Supplied data:
** Start **
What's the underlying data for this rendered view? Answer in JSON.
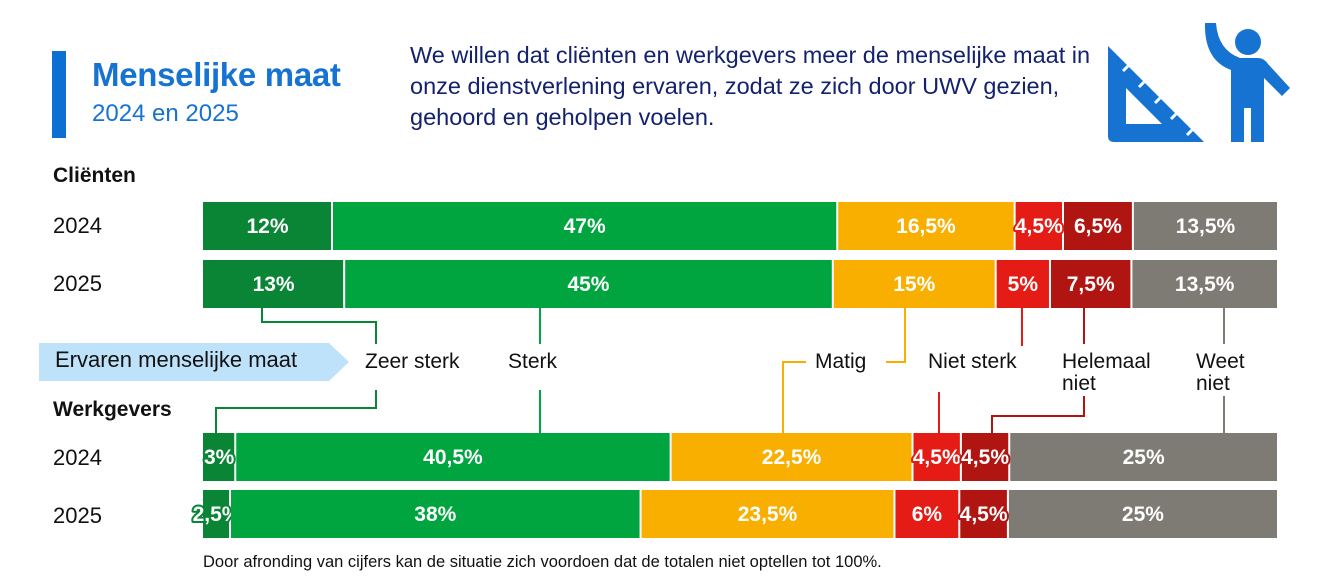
{
  "header": {
    "title": "Menselijke maat",
    "subtitle": "2024 en 2025",
    "intro": "We willen dat cliënten en werkgevers meer de menselijke maat in onze dienstverlening ervaren, zodat ze zich door UWV gezien, gehoord en geholpen voelen.",
    "icons": [
      "set-square-icon",
      "person-waving-icon"
    ]
  },
  "legend": {
    "title": "Ervaren menselijke maat"
  },
  "footnote": "Door afronding van cijfers kan de situatie zich voordoen dat de totalen niet optellen tot 100%.",
  "colors": {
    "zeer_sterk": "#098535",
    "sterk": "#00a540",
    "matig": "#f8af00",
    "niet_sterk": "#e51c16",
    "helemaal_niet": "#b11512",
    "weet_niet": "#7d7b73",
    "title_blue": "#1673d1",
    "intro_navy": "#14226e",
    "legend_bg": "#bfe2fb"
  },
  "chart_data": {
    "type": "bar",
    "orientation": "horizontal",
    "stacked": true,
    "unit": "%",
    "title": "Menselijke maat",
    "subtitle": "2024 en 2025",
    "legend_title": "Ervaren menselijke maat",
    "categories_legend": [
      "Zeer sterk",
      "Sterk",
      "Matig",
      "Niet sterk",
      "Helemaal niet",
      "Weet niet"
    ],
    "groups": [
      {
        "name": "Cliënten",
        "rows": [
          {
            "year": "2024",
            "values": [
              12,
              47,
              16.5,
              4.5,
              6.5,
              13.5
            ],
            "labels": [
              "12%",
              "47%",
              "16,5%",
              "4,5%",
              "6,5%",
              "13,5%"
            ]
          },
          {
            "year": "2025",
            "values": [
              13,
              45,
              15,
              5,
              7.5,
              13.5
            ],
            "labels": [
              "13%",
              "45%",
              "15%",
              "5%",
              "7,5%",
              "13,5%"
            ]
          }
        ]
      },
      {
        "name": "Werkgevers",
        "rows": [
          {
            "year": "2024",
            "values": [
              3,
              40.5,
              22.5,
              4.5,
              4.5,
              25
            ],
            "labels": [
              "3%",
              "40,5%",
              "22,5%",
              "4,5%",
              "4,5%",
              "25%"
            ]
          },
          {
            "year": "2025",
            "values": [
              2.5,
              38,
              23.5,
              6,
              4.5,
              25
            ],
            "labels": [
              "2,5%",
              "38%",
              "23,5%",
              "6%",
              "4,5%",
              "25%"
            ]
          }
        ]
      }
    ],
    "xlim": [
      0,
      100
    ],
    "grid": false,
    "legend": "middle"
  }
}
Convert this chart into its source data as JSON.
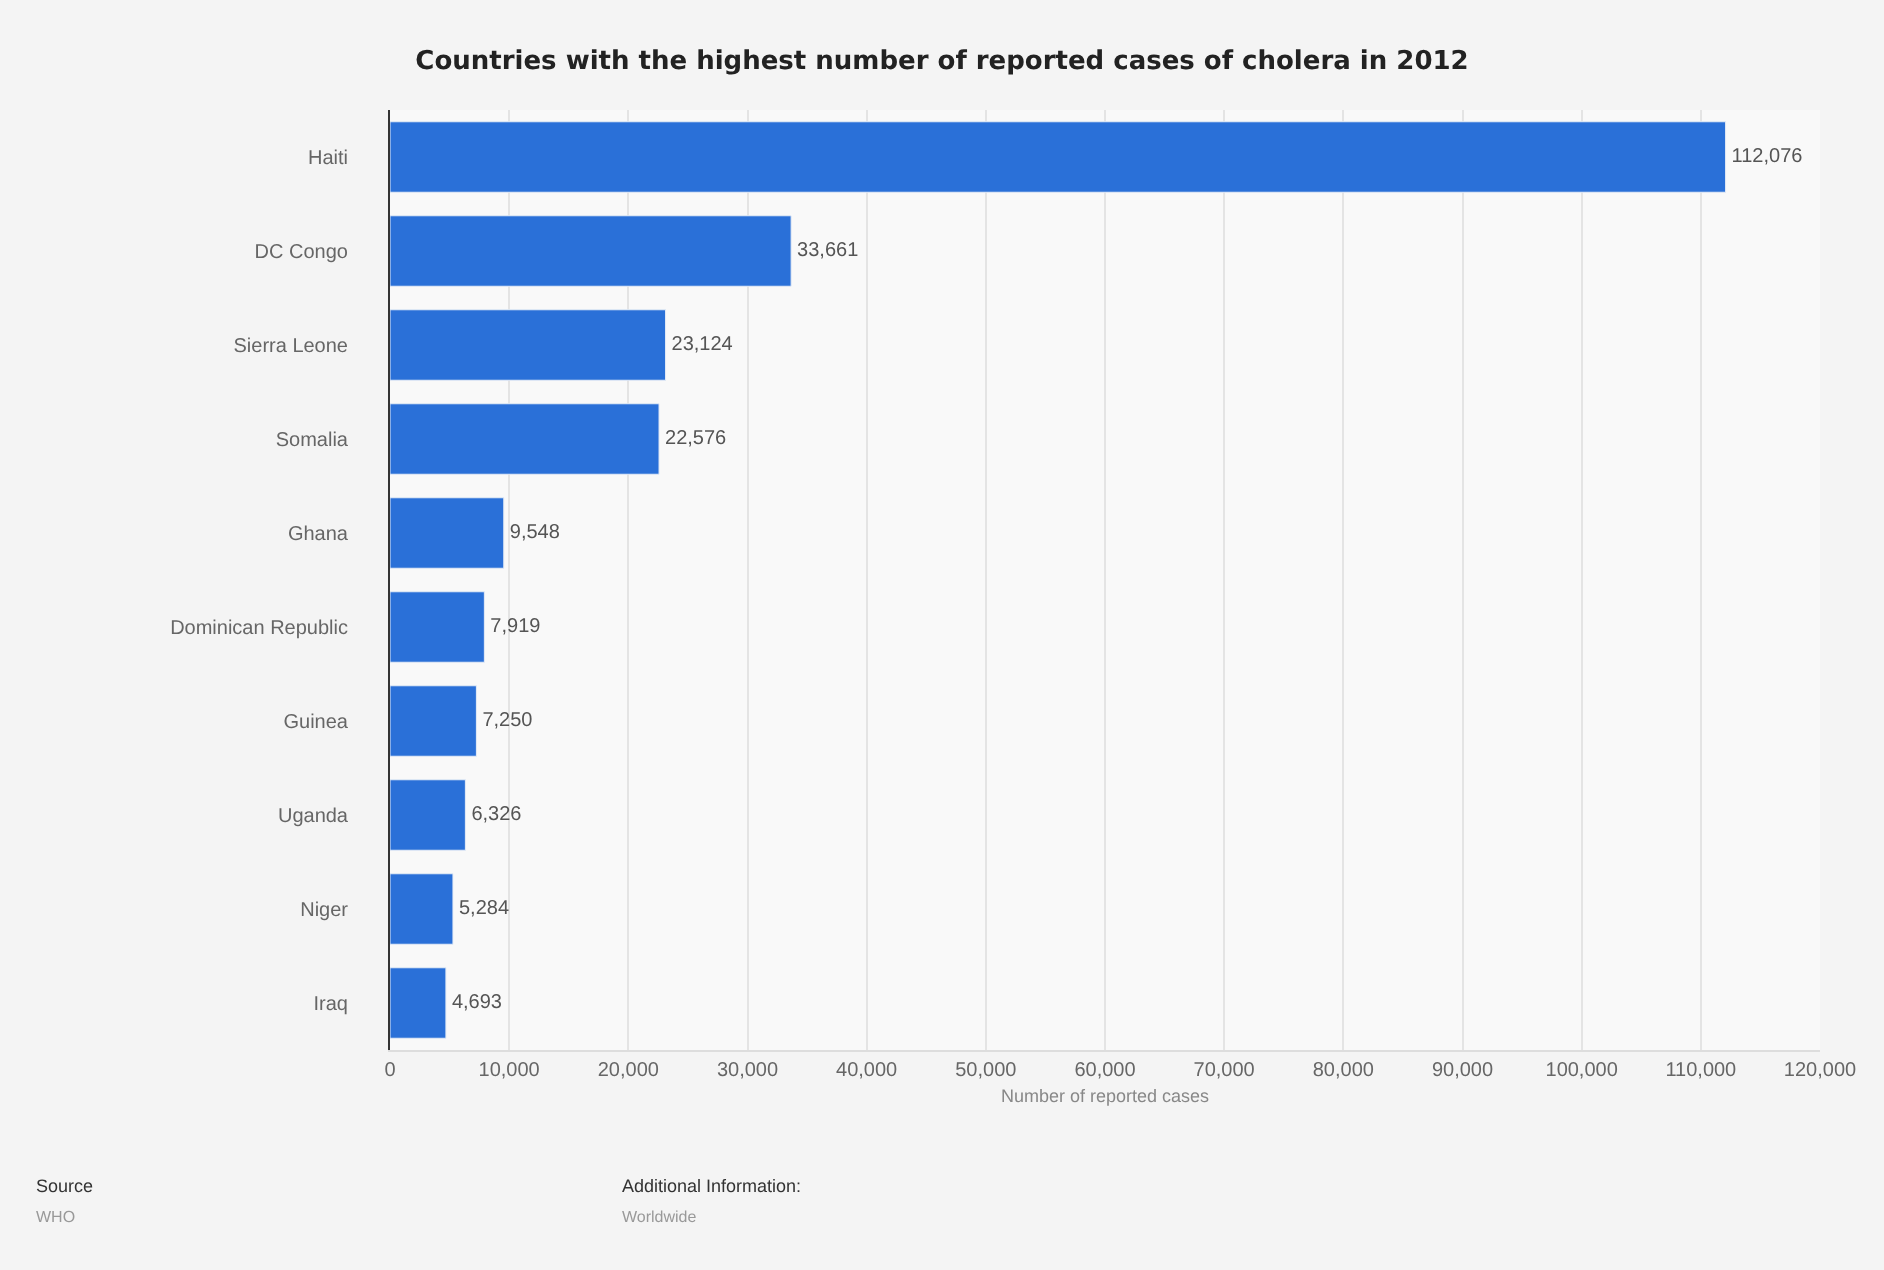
{
  "chart_data": {
    "type": "bar",
    "orientation": "horizontal",
    "title": "Countries with the highest number of reported cases of cholera in 2012",
    "xlabel": "Number of reported cases",
    "categories": [
      "Haiti",
      "DC Congo",
      "Sierra Leone",
      "Somalia",
      "Ghana",
      "Dominican Republic",
      "Guinea",
      "Uganda",
      "Niger",
      "Iraq"
    ],
    "values": [
      112076,
      33661,
      23124,
      22576,
      9548,
      7919,
      7250,
      6326,
      5284,
      4693
    ],
    "value_labels": [
      "112,076",
      "33,661",
      "23,124",
      "22,576",
      "9,548",
      "7,919",
      "7,250",
      "6,326",
      "5,284",
      "4,693"
    ],
    "color": "#2a70d8",
    "xlim": [
      0,
      120000
    ],
    "xticks": [
      0,
      {
        "value": 10000,
        "label": "10,000"
      },
      {
        "value": 20000,
        "label": "20,000"
      },
      {
        "value": 30000,
        "label": "30,000"
      },
      {
        "value": 40000,
        "label": "40,000"
      },
      {
        "value": 50000,
        "label": "50,000"
      },
      {
        "value": 60000,
        "label": "60,000"
      },
      {
        "value": 70000,
        "label": "70,000"
      },
      {
        "value": 80000,
        "label": "80,000"
      },
      {
        "value": 90000,
        "label": "90,000"
      },
      {
        "value": 100000,
        "label": "100,000"
      },
      {
        "value": 110000,
        "label": "110,000"
      },
      {
        "value": 120000,
        "label": "120,000"
      }
    ],
    "grid": "x",
    "annotations": [
      "Source",
      "WHO",
      "Additional Information:",
      "Worldwide"
    ]
  }
}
** End **
Written task: Return all the entries word for word, but omit any pictures they contain.

Answer for this exercise:
What's the underlying data for this rendered view? Answer in JSON.
{
  "header": {
    "title": "Menselijke maat",
    "subtitle": "2024 en 2025",
    "intro": "We willen dat cliënten en werkgevers meer de menselijke maat in onze dienstverlening ervaren, zodat ze zich door UWV gezien, gehoord en geholpen voelen.",
    "icons": [
      "set-square-icon",
      "person-waving-icon"
    ]
  },
  "legend": {
    "title": "Ervaren menselijke maat"
  },
  "footnote": "Door afronding van cijfers kan de situatie zich voordoen dat de totalen niet optellen tot 100%.",
  "colors": {
    "zeer_sterk": "#098535",
    "sterk": "#00a540",
    "matig": "#f8af00",
    "niet_sterk": "#e51c16",
    "helemaal_niet": "#b11512",
    "weet_niet": "#7d7b73",
    "title_blue": "#1673d1",
    "intro_navy": "#14226e",
    "legend_bg": "#bfe2fb"
  },
  "chart_data": {
    "type": "bar",
    "orientation": "horizontal",
    "stacked": true,
    "unit": "%",
    "title": "Menselijke maat",
    "subtitle": "2024 en 2025",
    "legend_title": "Ervaren menselijke maat",
    "categories_legend": [
      "Zeer sterk",
      "Sterk",
      "Matig",
      "Niet sterk",
      "Helemaal niet",
      "Weet niet"
    ],
    "groups": [
      {
        "name": "Cliënten",
        "rows": [
          {
            "year": "2024",
            "values": [
              12,
              47,
              16.5,
              4.5,
              6.5,
              13.5
            ],
            "labels": [
              "12%",
              "47%",
              "16,5%",
              "4,5%",
              "6,5%",
              "13,5%"
            ]
          },
          {
            "year": "2025",
            "values": [
              13,
              45,
              15,
              5,
              7.5,
              13.5
            ],
            "labels": [
              "13%",
              "45%",
              "15%",
              "5%",
              "7,5%",
              "13,5%"
            ]
          }
        ]
      },
      {
        "name": "Werkgevers",
        "rows": [
          {
            "year": "2024",
            "values": [
              3,
              40.5,
              22.5,
              4.5,
              4.5,
              25
            ],
            "labels": [
              "3%",
              "40,5%",
              "22,5%",
              "4,5%",
              "4,5%",
              "25%"
            ]
          },
          {
            "year": "2025",
            "values": [
              2.5,
              38,
              23.5,
              6,
              4.5,
              25
            ],
            "labels": [
              "2,5%",
              "38%",
              "23,5%",
              "6%",
              "4,5%",
              "25%"
            ]
          }
        ]
      }
    ],
    "xlim": [
      0,
      100
    ],
    "grid": false,
    "legend": "middle"
  }
}
Convert this chart into its source data as JSON.
{
  "chart_data": {
    "type": "bar",
    "orientation": "horizontal",
    "title": "Countries with the highest number of reported cases of cholera in 2012",
    "xlabel": "Number of reported cases",
    "categories": [
      "Haiti",
      "DC Congo",
      "Sierra Leone",
      "Somalia",
      "Ghana",
      "Dominican Republic",
      "Guinea",
      "Uganda",
      "Niger",
      "Iraq"
    ],
    "values": [
      112076,
      33661,
      23124,
      22576,
      9548,
      7919,
      7250,
      6326,
      5284,
      4693
    ],
    "value_labels": [
      "112,076",
      "33,661",
      "23,124",
      "22,576",
      "9,548",
      "7,919",
      "7,250",
      "6,326",
      "5,284",
      "4,693"
    ],
    "color": "#2a70d8",
    "xlim": [
      0,
      120000
    ],
    "xticks": [
      0,
      {
        "value": 10000,
        "label": "10,000"
      },
      {
        "value": 20000,
        "label": "20,000"
      },
      {
        "value": 30000,
        "label": "30,000"
      },
      {
        "value": 40000,
        "label": "40,000"
      },
      {
        "value": 50000,
        "label": "50,000"
      },
      {
        "value": 60000,
        "label": "60,000"
      },
      {
        "value": 70000,
        "label": "70,000"
      },
      {
        "value": 80000,
        "label": "80,000"
      },
      {
        "value": 90000,
        "label": "90,000"
      },
      {
        "value": 100000,
        "label": "100,000"
      },
      {
        "value": 110000,
        "label": "110,000"
      },
      {
        "value": 120000,
        "label": "120,000"
      }
    ],
    "grid": "x",
    "annotations": [
      "Source",
      "WHO",
      "Additional Information:",
      "Worldwide"
    ]
  }
}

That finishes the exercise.